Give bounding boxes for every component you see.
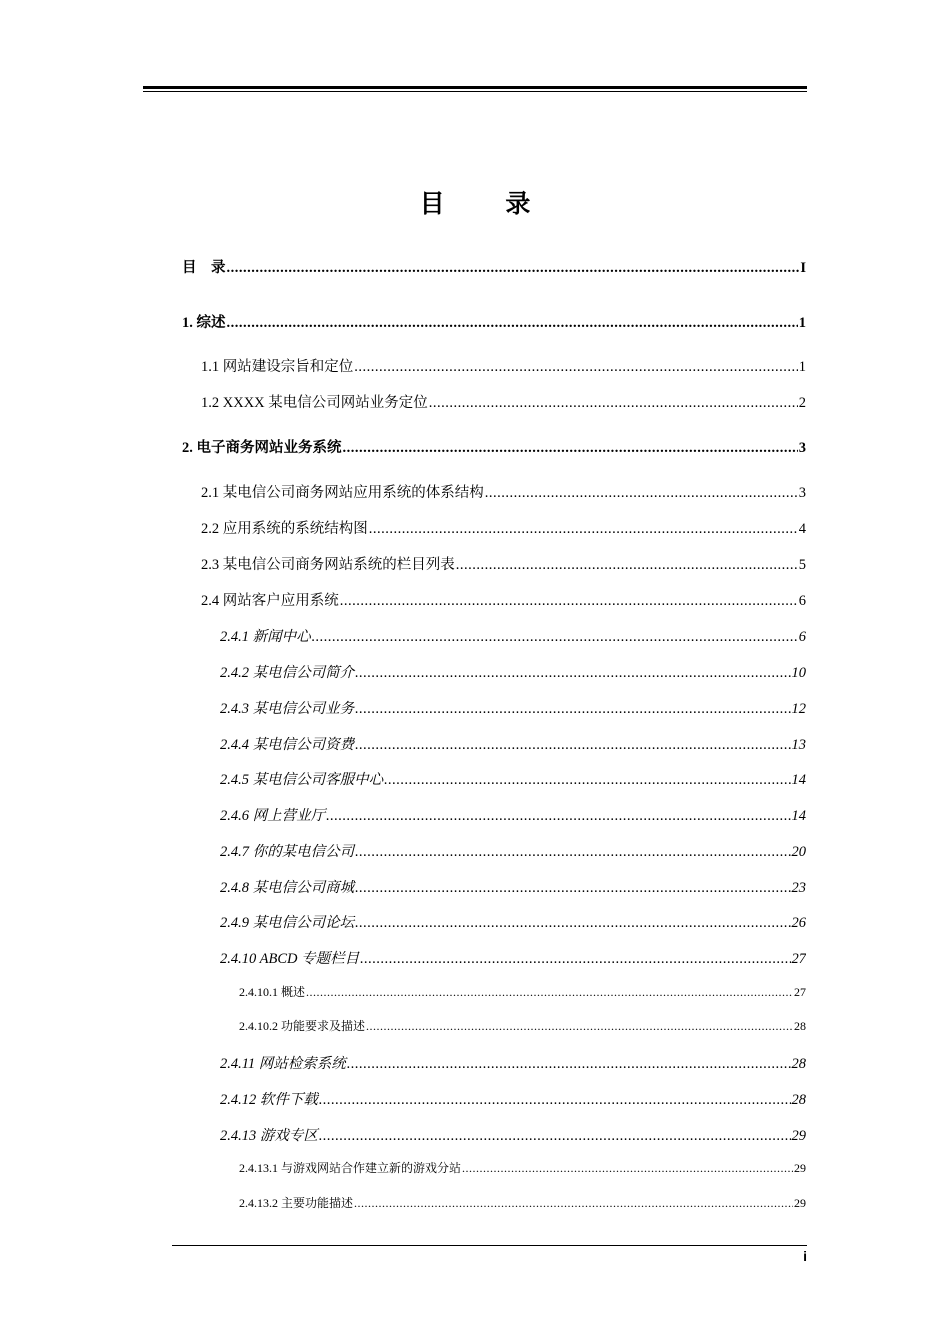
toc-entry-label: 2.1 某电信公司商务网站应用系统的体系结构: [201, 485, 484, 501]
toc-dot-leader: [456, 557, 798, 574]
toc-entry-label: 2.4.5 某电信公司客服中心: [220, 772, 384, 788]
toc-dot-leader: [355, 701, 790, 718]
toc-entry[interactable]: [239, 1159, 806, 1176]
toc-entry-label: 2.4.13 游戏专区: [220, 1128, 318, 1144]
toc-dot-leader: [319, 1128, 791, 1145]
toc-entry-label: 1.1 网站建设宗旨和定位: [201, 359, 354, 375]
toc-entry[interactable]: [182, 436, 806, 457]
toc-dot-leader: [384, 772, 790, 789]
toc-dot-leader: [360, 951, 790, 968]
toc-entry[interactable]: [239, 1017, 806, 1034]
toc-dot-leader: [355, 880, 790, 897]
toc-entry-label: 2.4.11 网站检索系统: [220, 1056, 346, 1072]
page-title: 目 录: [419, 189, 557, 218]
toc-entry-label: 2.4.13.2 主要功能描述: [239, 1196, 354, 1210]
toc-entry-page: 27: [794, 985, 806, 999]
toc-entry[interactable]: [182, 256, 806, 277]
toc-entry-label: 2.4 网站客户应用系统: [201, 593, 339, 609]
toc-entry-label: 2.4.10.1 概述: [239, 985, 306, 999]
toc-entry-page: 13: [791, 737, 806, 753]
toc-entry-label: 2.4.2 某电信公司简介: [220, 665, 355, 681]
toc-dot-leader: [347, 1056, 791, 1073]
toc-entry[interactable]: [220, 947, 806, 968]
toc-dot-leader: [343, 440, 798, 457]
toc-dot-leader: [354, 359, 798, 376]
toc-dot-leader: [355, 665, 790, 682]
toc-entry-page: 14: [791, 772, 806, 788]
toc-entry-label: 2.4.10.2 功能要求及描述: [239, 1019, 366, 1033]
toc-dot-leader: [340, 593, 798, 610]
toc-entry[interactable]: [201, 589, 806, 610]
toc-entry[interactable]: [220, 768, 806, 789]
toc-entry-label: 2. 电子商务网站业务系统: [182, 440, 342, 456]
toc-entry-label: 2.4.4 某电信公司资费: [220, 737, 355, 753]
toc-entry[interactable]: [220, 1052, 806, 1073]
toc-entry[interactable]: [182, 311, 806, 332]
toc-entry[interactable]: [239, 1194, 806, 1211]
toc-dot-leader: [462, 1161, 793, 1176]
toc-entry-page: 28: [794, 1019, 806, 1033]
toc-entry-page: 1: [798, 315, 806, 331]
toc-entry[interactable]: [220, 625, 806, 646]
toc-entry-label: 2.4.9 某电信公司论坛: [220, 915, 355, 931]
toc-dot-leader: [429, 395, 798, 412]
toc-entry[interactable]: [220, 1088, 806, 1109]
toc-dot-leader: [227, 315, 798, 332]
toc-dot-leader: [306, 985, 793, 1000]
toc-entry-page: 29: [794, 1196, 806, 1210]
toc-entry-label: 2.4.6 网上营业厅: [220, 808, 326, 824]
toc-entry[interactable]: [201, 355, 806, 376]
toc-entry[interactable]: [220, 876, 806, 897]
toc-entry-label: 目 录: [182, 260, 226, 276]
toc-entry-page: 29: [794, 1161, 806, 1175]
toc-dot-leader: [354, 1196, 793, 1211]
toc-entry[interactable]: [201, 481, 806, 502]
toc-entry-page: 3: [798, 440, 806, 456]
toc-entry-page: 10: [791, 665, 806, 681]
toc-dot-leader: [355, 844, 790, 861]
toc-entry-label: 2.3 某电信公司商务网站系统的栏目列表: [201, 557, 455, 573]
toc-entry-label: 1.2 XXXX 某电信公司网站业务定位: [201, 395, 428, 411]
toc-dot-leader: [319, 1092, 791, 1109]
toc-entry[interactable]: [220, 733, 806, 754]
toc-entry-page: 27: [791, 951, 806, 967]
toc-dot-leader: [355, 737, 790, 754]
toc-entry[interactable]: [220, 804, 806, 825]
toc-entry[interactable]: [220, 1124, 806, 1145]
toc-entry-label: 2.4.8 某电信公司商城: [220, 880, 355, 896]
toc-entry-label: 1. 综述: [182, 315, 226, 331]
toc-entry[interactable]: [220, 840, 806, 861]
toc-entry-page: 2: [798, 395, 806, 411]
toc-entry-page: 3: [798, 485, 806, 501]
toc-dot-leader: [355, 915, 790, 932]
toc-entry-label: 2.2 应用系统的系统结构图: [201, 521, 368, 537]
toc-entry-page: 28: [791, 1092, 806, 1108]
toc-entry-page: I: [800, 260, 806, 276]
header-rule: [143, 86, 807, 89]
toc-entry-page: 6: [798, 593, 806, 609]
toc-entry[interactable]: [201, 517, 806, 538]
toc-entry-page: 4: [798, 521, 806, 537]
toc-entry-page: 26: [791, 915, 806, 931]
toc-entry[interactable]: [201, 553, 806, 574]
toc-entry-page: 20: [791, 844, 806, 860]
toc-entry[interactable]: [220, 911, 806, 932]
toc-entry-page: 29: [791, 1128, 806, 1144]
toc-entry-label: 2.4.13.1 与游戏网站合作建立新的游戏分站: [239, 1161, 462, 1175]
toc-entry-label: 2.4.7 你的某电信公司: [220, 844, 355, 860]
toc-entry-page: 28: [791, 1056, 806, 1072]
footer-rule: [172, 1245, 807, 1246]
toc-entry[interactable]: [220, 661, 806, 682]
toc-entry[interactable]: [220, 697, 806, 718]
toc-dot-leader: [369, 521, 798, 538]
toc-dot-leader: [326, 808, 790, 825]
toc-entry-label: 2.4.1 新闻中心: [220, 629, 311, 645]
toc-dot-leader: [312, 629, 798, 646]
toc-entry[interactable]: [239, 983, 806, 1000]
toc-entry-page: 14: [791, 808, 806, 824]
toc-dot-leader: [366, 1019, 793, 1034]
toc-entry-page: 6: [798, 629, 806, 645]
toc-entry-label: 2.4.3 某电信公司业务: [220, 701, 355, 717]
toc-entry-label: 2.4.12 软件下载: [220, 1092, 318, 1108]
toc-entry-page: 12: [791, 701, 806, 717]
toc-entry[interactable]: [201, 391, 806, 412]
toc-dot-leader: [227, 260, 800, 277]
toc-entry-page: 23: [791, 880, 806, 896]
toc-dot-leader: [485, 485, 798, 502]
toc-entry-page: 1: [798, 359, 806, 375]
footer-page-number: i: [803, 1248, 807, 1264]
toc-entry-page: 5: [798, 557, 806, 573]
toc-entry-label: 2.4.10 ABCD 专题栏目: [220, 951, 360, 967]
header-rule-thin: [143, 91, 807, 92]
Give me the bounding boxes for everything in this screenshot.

────────

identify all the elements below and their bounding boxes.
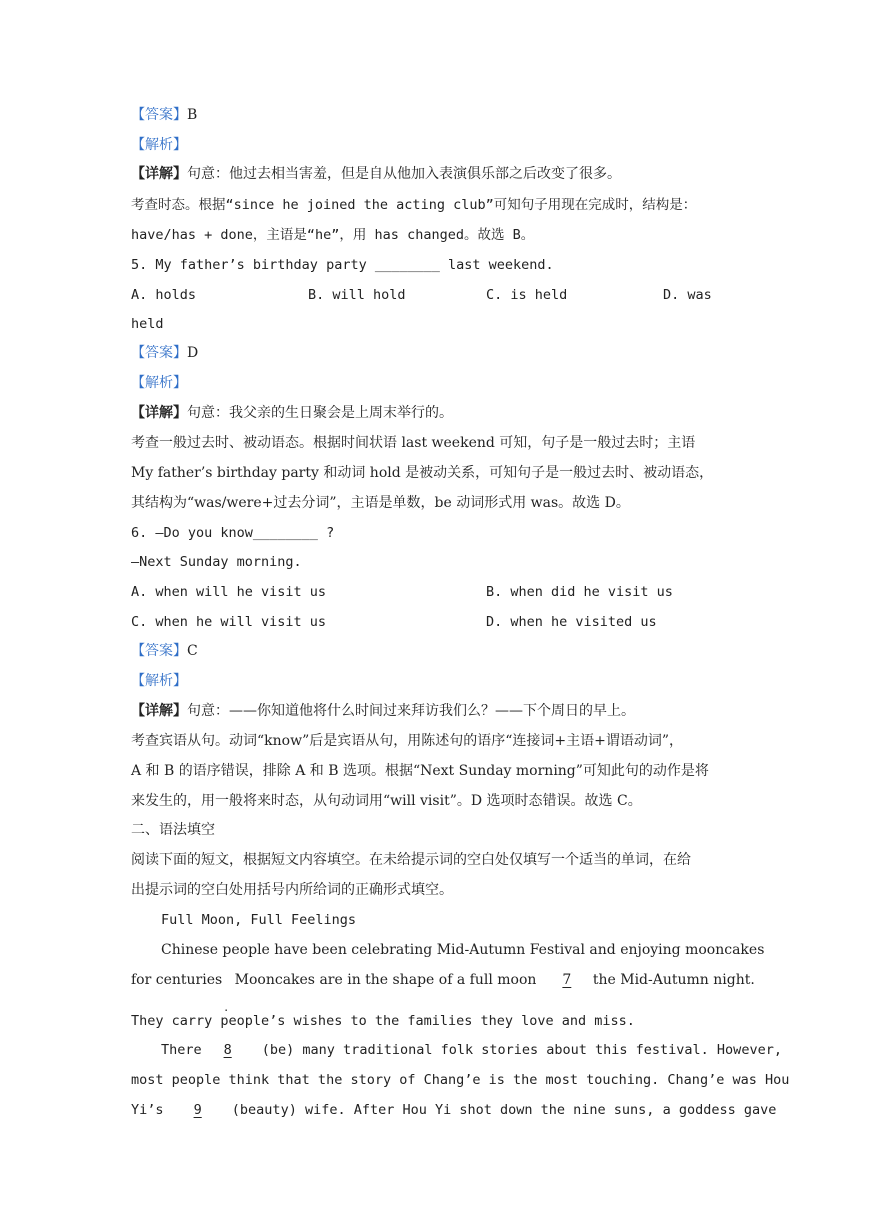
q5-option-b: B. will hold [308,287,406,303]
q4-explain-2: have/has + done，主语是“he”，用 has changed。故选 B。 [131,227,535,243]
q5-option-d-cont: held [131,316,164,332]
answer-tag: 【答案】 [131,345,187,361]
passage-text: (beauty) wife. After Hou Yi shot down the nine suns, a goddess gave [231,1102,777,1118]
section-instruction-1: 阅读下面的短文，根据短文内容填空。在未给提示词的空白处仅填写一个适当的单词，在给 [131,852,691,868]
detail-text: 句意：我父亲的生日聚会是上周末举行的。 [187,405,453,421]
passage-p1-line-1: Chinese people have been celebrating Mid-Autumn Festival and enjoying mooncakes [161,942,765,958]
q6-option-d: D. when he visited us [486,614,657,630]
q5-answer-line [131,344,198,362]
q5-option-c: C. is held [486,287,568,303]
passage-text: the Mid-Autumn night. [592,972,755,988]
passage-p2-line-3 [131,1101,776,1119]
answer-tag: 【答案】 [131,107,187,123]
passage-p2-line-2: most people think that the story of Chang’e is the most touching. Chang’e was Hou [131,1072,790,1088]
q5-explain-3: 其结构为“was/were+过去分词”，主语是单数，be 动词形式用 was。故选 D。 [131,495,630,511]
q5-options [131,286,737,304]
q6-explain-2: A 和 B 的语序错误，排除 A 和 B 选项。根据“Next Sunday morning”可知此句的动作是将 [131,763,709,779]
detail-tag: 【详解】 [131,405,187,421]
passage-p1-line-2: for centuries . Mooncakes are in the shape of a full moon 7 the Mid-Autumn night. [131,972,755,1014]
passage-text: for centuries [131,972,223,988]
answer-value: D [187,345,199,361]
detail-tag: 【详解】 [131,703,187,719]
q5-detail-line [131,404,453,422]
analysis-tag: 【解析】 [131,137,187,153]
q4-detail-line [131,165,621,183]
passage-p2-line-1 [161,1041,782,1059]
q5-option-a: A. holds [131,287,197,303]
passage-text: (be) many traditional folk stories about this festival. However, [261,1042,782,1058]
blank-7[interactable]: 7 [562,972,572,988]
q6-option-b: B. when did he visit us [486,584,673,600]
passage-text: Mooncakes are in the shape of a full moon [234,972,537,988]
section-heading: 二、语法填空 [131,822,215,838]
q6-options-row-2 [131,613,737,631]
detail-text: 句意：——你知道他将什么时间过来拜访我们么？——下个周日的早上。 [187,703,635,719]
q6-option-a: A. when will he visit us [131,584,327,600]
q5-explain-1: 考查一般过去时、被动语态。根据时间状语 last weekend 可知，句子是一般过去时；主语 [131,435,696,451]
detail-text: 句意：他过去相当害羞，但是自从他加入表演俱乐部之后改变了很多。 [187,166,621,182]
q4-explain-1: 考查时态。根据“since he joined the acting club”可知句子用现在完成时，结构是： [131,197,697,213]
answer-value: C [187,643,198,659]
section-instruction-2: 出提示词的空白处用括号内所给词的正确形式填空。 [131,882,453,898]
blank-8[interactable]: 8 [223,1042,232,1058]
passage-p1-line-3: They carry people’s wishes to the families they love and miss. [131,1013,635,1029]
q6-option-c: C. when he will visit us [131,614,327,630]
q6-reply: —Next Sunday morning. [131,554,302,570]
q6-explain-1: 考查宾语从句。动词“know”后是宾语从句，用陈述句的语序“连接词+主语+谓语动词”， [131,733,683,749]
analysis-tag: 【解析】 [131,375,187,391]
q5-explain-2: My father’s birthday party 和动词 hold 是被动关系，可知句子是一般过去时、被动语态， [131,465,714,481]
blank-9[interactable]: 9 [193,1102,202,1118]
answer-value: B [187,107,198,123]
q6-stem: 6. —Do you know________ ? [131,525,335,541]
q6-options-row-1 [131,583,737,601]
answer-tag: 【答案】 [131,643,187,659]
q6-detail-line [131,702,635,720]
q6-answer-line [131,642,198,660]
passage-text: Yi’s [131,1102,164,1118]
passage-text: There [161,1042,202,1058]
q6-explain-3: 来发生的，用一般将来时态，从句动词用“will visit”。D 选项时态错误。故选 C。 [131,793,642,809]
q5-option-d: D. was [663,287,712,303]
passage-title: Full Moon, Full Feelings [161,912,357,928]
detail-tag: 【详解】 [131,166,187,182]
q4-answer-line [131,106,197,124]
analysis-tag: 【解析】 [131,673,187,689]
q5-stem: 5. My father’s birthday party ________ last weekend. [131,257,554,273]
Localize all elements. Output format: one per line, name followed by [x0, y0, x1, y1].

────────

== TASK PROMPT ==
Please copy the part of the data that opens with the line containing "q5-option-b: B. will hold [308,287,406,303]" and closes with the line containing "q5-options [131,286,737,304]", keeping both of those lines and reproducing every line character for character.

== FINISHED ANSWER ==
q5-option-b: B. will hold [308,287,406,303]
q4-explain-2: have/has + done，主语是“he”，用 has changed。故选 B。 [131,227,535,243]
q5-option-d-cont: held [131,316,164,332]
answer-tag: 【答案】 [131,345,187,361]
passage-text: (beauty) wife. After Hou Yi shot down the nine suns, a goddess gave [231,1102,777,1118]
section-instruction-1: 阅读下面的短文，根据短文内容填空。在未给提示词的空白处仅填写一个适当的单词，在给 [131,852,691,868]
detail-text: 句意：我父亲的生日聚会是上周末举行的。 [187,405,453,421]
passage-p1-line-1: Chinese people have been celebrating Mid-Autumn Festival and enjoying mooncakes [161,942,765,958]
q6-option-d: D. when he visited us [486,614,657,630]
q5-answer-line [131,344,198,362]
q5-option-c: C. is held [486,287,568,303]
passage-text: the Mid-Autumn night. [592,972,755,988]
passage-p2-line-3 [131,1101,776,1119]
answer-tag: 【答案】 [131,107,187,123]
passage-p2-line-2: most people think that the story of Chang’e is the most touching. Chang’e was Hou [131,1072,790,1088]
q5-explain-3: 其结构为“was/were+过去分词”，主语是单数，be 动词形式用 was。故选 D。 [131,495,630,511]
q5-options [131,286,737,304]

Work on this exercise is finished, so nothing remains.